* Data for the task:
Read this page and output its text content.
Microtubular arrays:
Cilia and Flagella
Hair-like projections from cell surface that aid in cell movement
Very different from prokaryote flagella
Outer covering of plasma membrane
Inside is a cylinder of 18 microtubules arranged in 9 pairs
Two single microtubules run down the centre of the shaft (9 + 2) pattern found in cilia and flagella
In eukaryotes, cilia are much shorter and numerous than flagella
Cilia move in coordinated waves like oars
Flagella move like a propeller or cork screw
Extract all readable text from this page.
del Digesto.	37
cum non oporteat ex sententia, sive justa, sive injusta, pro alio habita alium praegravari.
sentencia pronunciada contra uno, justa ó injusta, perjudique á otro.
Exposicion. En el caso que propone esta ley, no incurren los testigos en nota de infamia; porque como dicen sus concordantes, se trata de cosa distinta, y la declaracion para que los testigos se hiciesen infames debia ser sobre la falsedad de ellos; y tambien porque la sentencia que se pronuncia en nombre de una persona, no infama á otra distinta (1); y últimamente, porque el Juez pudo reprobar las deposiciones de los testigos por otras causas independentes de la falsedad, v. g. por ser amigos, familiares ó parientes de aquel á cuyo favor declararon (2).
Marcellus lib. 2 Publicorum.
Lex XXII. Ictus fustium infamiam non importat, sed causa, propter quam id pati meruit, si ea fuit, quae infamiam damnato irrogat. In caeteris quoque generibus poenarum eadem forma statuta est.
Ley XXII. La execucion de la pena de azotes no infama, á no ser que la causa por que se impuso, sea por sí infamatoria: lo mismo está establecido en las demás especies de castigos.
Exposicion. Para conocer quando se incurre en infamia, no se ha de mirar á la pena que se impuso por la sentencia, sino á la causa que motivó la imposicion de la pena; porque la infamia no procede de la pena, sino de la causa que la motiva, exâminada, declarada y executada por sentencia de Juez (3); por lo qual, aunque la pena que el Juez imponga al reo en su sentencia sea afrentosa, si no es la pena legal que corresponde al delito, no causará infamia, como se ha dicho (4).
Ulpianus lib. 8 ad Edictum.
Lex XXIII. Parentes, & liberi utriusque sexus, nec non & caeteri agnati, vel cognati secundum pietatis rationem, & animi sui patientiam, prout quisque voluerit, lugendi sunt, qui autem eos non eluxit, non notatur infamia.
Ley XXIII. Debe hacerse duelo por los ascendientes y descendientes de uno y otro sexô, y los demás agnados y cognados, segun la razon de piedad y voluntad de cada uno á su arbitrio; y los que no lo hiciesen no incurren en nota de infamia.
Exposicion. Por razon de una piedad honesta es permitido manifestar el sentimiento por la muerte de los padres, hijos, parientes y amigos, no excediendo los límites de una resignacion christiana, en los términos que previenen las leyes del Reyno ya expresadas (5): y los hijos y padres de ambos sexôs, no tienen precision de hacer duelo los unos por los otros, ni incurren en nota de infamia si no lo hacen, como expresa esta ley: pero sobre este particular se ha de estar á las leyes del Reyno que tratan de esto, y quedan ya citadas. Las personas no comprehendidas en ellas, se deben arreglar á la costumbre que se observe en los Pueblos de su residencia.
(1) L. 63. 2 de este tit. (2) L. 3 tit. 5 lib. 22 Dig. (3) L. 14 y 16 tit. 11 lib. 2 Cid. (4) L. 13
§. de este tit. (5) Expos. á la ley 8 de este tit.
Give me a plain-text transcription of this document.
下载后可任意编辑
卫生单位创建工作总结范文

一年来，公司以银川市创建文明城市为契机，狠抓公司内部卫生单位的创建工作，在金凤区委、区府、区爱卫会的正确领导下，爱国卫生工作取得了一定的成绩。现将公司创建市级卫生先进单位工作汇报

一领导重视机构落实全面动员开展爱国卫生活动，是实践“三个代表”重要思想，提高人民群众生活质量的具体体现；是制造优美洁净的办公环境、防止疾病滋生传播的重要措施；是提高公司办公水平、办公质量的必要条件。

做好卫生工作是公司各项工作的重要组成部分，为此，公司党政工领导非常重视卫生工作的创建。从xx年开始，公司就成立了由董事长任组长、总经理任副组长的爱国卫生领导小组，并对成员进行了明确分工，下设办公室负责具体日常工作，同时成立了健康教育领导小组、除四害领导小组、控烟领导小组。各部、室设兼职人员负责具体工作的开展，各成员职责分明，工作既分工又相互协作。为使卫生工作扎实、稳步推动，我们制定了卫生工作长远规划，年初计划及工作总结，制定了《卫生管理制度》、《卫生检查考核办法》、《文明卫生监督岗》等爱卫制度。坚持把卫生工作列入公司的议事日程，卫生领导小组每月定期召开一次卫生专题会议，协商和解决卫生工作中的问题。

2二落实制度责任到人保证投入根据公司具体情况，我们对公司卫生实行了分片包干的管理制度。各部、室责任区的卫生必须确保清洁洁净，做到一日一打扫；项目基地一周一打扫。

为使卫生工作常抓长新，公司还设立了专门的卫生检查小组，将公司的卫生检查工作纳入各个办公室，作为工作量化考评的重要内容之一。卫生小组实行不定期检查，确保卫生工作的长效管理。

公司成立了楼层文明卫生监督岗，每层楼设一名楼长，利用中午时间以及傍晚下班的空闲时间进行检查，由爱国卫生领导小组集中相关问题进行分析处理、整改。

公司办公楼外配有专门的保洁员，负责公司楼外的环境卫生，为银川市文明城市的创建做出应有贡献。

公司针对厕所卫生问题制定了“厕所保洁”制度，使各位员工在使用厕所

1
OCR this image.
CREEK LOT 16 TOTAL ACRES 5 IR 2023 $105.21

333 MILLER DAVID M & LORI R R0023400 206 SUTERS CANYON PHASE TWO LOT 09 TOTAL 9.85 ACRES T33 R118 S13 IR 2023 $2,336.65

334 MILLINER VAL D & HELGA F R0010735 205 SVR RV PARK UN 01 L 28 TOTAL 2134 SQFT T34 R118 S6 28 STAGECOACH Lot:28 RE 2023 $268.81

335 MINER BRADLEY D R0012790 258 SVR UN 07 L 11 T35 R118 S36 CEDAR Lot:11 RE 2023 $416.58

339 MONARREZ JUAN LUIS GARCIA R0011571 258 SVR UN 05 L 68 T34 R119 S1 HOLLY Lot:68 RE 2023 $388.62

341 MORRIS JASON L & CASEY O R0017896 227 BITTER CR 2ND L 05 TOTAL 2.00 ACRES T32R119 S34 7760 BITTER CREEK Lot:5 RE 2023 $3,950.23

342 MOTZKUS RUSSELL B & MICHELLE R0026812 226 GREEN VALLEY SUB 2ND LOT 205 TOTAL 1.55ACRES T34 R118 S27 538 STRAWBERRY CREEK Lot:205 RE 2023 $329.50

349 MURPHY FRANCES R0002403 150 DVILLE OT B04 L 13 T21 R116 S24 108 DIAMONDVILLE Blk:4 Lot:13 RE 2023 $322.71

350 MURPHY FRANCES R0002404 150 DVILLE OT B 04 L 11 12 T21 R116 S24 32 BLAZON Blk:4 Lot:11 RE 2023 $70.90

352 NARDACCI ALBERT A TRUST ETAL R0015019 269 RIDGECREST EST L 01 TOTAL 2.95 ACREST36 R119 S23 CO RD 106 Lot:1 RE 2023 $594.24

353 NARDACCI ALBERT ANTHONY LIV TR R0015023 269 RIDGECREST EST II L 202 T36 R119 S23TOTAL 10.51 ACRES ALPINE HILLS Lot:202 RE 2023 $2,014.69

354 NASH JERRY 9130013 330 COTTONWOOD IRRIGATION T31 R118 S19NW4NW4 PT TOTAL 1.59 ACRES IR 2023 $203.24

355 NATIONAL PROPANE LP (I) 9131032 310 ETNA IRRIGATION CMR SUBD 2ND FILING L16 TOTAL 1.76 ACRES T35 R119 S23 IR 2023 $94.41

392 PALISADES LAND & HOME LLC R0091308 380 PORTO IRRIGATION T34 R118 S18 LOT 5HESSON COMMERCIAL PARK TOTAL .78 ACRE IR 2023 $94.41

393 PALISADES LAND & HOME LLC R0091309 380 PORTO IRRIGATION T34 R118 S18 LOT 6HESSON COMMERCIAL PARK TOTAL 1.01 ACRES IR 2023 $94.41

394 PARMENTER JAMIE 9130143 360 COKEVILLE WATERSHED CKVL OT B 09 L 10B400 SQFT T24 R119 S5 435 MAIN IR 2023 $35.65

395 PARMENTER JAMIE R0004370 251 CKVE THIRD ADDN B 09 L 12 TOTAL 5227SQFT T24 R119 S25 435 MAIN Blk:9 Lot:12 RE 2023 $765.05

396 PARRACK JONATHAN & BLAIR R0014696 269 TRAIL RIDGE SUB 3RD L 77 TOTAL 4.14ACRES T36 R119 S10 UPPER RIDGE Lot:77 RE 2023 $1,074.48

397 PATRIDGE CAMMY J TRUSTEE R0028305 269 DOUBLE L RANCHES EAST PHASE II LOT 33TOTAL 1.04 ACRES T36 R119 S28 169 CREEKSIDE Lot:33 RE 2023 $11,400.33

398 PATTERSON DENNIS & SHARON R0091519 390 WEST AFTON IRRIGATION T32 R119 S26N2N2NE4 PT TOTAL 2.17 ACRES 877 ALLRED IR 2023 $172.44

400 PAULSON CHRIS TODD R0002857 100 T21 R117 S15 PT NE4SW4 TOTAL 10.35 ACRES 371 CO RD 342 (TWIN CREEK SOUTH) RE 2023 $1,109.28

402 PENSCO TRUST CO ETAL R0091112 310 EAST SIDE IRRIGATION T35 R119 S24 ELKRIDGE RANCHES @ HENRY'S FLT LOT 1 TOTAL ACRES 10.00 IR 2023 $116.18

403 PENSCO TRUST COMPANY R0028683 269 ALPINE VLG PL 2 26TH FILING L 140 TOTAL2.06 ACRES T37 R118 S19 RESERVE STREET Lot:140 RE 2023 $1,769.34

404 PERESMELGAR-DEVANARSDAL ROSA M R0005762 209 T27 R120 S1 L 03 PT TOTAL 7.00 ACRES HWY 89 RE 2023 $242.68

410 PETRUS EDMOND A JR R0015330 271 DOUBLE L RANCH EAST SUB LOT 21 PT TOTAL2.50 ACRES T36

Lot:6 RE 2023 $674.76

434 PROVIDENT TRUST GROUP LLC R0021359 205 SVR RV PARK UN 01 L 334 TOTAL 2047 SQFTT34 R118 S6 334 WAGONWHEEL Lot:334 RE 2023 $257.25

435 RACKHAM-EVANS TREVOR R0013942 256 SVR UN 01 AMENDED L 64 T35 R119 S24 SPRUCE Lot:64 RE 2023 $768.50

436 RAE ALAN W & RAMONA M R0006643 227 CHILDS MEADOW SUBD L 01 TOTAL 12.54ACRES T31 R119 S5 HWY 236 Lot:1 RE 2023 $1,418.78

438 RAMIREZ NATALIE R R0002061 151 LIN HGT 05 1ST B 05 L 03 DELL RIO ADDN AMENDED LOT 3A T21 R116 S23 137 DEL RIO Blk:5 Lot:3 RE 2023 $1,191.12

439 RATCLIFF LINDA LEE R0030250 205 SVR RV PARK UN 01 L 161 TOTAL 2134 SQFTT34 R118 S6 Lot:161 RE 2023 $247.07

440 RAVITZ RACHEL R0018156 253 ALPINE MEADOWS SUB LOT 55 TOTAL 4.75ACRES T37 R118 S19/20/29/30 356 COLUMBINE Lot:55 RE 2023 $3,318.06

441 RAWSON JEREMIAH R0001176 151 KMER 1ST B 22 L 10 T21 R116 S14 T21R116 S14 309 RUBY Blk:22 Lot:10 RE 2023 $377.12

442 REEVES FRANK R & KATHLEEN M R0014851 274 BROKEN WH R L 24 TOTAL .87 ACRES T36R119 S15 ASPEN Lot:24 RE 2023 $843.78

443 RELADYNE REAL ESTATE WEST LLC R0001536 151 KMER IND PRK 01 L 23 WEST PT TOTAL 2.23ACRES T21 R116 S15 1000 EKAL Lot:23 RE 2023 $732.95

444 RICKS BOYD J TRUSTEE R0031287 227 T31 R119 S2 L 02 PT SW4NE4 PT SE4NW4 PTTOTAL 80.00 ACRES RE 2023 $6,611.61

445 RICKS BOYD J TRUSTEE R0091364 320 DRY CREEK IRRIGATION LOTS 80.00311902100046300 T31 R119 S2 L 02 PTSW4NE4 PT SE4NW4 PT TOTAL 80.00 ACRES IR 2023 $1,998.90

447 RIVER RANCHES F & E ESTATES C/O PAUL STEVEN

* Aim:
Look above for every line with the word "TRUSTEE" and copy it.

* Complete output:
397 PATRIDGE CAMMY J TRUSTEE R0028305 269 DOUBLE L RANCHES EAST PHASE II LOT 33TOTAL 1.04 ACRES T36 R119 S28 169 CREEKSIDE Lot:33 RE 2023 $11,400.33
444 RICKS BOYD J TRUSTEE R0031287 227 T31 R119 S2 L 02 PT SW4NE4 PT SE4NW4 PTTOTAL 80.00 ACRES RE 2023 $6,611.61
445 RICKS BOYD J TRUSTEE R0091364 320 DRY CREEK IRRIGATION LOTS 80.00311902100046300 T31 R119 S2 L 02 PTSW4NE4 PT SE4NW4 PT TOTAL 80.00 ACRES IR 2023 $1,998.90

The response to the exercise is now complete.